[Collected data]

++++++++++++++++++++

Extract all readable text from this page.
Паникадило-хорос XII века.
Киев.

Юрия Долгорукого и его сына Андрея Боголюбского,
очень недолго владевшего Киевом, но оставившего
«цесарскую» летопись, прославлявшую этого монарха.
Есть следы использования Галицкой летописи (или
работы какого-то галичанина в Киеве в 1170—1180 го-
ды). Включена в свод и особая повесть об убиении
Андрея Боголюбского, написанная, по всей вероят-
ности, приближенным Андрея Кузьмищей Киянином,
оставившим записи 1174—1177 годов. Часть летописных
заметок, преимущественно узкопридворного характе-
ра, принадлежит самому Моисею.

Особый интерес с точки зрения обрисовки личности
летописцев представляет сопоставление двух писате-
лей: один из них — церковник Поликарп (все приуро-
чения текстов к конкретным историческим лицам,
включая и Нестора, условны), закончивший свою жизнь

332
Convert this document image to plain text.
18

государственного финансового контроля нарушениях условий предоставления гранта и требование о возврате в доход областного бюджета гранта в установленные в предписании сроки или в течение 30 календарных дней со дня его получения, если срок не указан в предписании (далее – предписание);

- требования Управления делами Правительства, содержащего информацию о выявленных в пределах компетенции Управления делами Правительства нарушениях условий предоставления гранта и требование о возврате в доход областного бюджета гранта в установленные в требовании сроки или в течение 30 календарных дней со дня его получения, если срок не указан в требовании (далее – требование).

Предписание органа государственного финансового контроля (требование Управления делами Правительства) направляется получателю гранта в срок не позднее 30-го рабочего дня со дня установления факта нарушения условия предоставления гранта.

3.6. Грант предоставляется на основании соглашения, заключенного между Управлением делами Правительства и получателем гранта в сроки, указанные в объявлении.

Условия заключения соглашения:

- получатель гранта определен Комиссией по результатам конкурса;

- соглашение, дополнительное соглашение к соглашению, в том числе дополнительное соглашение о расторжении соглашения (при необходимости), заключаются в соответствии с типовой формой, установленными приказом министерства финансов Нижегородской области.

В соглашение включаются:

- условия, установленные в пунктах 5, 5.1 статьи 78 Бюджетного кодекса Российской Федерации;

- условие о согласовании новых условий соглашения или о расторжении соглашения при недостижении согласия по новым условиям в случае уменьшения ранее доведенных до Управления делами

++++++++++++++++++++

#### WORK REQUIRED
Search the records for the word "Боголюбского" and copy every line where it occurs.

#### RESPONSE TO THIS EXERCISE
Юрия Долгорукого и его сына Андрея Боголюбского,
Андрея Боголюбского, написанная, по всей вероят-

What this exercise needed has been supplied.